• DO THIS: Please report every line from the material that contains the word "약제처리".

• STORED ROWS:

--*--

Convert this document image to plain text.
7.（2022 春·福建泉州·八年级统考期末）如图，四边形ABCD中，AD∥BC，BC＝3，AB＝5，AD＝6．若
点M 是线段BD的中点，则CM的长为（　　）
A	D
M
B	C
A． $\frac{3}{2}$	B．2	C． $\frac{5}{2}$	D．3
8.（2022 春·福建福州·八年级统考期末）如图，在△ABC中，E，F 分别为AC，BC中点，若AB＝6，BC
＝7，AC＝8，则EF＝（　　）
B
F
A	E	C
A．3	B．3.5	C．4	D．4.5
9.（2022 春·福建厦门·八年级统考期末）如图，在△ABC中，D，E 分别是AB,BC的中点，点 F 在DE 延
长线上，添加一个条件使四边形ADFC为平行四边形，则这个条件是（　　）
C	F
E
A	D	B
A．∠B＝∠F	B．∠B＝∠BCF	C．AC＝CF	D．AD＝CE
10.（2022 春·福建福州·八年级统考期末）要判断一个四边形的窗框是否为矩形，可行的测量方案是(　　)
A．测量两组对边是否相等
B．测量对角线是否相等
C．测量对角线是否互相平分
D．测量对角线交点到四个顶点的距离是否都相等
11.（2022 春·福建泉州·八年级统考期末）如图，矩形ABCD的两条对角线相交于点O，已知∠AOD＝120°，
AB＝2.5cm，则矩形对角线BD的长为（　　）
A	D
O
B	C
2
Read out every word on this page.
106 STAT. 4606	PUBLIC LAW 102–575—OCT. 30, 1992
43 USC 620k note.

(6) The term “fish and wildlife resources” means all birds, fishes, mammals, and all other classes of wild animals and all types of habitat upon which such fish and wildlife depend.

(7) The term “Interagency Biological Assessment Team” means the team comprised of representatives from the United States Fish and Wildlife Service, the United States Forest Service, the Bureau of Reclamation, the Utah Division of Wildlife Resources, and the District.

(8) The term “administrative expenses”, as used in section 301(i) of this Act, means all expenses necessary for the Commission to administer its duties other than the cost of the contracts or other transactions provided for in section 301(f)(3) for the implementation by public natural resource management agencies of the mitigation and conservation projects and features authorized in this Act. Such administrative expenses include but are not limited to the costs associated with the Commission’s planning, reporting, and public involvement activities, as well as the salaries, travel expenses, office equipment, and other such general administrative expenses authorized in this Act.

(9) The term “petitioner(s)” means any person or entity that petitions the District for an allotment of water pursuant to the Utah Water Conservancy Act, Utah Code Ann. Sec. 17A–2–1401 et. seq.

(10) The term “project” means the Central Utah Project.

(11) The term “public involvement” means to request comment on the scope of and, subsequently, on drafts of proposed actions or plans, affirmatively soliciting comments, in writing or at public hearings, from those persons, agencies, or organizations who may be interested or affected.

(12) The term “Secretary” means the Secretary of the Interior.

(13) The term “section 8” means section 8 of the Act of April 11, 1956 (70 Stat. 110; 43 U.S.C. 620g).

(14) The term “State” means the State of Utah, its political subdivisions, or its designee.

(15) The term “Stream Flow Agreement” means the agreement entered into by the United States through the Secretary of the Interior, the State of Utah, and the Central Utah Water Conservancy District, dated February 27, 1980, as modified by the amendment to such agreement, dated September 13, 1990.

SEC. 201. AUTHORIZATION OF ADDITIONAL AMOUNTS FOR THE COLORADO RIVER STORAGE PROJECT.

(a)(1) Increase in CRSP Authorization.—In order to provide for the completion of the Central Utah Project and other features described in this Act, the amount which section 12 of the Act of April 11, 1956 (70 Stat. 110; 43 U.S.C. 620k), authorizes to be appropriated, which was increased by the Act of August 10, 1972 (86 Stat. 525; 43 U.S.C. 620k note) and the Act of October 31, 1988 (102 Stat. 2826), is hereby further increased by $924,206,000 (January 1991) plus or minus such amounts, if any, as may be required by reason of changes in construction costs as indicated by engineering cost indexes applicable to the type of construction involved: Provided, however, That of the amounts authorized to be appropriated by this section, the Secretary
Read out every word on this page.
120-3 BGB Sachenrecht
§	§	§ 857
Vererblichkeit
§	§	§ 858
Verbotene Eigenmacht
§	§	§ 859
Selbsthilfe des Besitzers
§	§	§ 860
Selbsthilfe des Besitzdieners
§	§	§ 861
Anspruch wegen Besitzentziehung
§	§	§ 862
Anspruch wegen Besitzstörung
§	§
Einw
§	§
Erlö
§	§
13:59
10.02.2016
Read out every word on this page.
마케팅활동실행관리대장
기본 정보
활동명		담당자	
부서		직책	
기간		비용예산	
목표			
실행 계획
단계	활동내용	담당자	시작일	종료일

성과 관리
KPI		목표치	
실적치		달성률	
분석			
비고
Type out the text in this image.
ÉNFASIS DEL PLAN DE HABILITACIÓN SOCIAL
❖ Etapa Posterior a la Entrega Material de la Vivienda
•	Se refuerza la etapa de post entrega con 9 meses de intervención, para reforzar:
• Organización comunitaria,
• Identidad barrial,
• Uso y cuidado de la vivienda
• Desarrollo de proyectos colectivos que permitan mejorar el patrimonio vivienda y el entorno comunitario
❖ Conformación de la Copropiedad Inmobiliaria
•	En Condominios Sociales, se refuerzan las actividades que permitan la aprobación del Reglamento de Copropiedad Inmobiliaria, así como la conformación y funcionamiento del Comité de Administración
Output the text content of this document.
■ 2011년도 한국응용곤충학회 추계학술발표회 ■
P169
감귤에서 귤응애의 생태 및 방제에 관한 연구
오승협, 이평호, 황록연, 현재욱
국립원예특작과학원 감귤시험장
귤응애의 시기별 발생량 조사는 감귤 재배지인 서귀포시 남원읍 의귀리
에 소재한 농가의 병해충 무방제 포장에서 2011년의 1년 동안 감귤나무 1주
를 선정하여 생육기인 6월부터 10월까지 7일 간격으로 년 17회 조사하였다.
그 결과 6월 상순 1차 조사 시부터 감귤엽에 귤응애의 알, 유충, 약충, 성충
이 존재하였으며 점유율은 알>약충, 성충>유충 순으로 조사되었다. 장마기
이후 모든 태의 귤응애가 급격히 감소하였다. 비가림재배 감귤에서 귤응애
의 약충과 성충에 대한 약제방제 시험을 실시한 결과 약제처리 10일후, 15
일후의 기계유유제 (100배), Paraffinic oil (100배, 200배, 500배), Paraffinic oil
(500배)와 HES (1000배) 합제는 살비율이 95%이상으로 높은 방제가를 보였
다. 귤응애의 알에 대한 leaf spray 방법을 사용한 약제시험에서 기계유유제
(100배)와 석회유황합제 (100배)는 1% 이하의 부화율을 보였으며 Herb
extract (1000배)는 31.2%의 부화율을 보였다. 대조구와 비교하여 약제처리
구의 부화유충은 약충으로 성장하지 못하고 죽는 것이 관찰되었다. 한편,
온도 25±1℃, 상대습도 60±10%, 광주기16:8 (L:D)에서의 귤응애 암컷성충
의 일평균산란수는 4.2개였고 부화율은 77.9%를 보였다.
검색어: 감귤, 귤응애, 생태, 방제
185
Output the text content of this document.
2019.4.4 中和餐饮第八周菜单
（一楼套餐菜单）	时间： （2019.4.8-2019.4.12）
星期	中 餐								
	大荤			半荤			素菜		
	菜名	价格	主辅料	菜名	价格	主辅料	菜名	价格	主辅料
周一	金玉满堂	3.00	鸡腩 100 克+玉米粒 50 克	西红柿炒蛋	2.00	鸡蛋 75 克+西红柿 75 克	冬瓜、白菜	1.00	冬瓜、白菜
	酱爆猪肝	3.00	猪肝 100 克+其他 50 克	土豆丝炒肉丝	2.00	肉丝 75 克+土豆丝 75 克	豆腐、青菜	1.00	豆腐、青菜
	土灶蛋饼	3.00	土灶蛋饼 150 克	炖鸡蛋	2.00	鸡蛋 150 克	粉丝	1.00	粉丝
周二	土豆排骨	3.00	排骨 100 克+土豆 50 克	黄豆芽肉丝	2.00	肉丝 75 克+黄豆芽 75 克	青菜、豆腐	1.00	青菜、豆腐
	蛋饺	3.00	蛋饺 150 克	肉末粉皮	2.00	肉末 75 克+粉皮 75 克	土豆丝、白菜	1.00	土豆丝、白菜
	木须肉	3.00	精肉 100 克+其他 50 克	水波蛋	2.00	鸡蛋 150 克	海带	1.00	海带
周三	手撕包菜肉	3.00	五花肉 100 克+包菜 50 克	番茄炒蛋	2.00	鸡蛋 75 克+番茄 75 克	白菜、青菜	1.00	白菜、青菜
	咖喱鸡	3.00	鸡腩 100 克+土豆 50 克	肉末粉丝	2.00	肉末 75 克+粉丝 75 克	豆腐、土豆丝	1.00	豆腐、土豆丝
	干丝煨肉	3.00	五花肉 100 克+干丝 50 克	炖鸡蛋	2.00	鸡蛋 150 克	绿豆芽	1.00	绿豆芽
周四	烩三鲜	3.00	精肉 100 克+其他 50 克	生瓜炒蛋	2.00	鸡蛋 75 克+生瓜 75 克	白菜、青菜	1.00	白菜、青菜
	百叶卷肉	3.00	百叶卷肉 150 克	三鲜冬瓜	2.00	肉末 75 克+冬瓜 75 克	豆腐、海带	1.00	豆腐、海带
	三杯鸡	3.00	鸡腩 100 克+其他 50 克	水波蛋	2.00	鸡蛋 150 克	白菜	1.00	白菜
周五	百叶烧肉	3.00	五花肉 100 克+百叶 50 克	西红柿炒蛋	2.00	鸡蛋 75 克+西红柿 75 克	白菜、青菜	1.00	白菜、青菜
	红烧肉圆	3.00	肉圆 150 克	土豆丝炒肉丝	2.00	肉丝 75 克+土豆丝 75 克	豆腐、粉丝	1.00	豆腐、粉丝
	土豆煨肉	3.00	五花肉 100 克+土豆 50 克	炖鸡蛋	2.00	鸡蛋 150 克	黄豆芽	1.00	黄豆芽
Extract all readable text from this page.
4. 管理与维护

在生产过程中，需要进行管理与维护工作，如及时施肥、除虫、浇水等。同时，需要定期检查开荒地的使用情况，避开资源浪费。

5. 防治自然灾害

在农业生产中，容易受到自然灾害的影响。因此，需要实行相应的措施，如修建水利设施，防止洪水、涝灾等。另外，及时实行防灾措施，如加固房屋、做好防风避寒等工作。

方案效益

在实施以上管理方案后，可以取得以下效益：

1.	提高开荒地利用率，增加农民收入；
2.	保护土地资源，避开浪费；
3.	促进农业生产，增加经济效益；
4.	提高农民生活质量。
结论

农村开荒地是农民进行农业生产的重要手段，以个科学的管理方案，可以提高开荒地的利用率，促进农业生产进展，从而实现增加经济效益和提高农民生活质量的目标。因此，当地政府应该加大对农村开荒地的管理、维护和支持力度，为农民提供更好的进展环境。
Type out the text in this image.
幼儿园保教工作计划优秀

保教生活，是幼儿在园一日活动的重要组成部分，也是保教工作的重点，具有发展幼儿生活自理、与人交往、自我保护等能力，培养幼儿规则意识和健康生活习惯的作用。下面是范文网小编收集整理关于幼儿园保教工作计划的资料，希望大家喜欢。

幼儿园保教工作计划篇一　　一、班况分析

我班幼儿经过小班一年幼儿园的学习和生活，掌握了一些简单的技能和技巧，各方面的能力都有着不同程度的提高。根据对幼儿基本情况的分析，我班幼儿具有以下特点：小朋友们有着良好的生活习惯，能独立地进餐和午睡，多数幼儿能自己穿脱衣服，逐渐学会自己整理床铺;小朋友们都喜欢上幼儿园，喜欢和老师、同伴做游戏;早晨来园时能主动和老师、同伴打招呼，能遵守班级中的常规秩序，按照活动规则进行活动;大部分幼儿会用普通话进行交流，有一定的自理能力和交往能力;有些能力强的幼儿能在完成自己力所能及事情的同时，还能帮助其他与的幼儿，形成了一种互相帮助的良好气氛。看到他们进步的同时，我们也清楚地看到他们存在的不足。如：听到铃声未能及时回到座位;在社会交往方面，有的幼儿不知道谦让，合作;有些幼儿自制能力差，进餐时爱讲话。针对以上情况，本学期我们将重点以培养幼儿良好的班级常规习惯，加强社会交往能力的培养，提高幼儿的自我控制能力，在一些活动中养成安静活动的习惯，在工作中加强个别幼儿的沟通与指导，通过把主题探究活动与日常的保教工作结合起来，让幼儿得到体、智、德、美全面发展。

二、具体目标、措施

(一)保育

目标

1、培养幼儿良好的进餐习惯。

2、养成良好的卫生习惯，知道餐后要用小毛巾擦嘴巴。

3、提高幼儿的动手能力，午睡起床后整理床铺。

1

--*--

• EXERCISE ANSWER:
의 약충과 성충에 대한 약제방제 시험을 실시한 결과 약제처리 10일후, 15
extract (1000배)는 31.2%의 부화율을 보였다. 대조구와 비교하여 약제처리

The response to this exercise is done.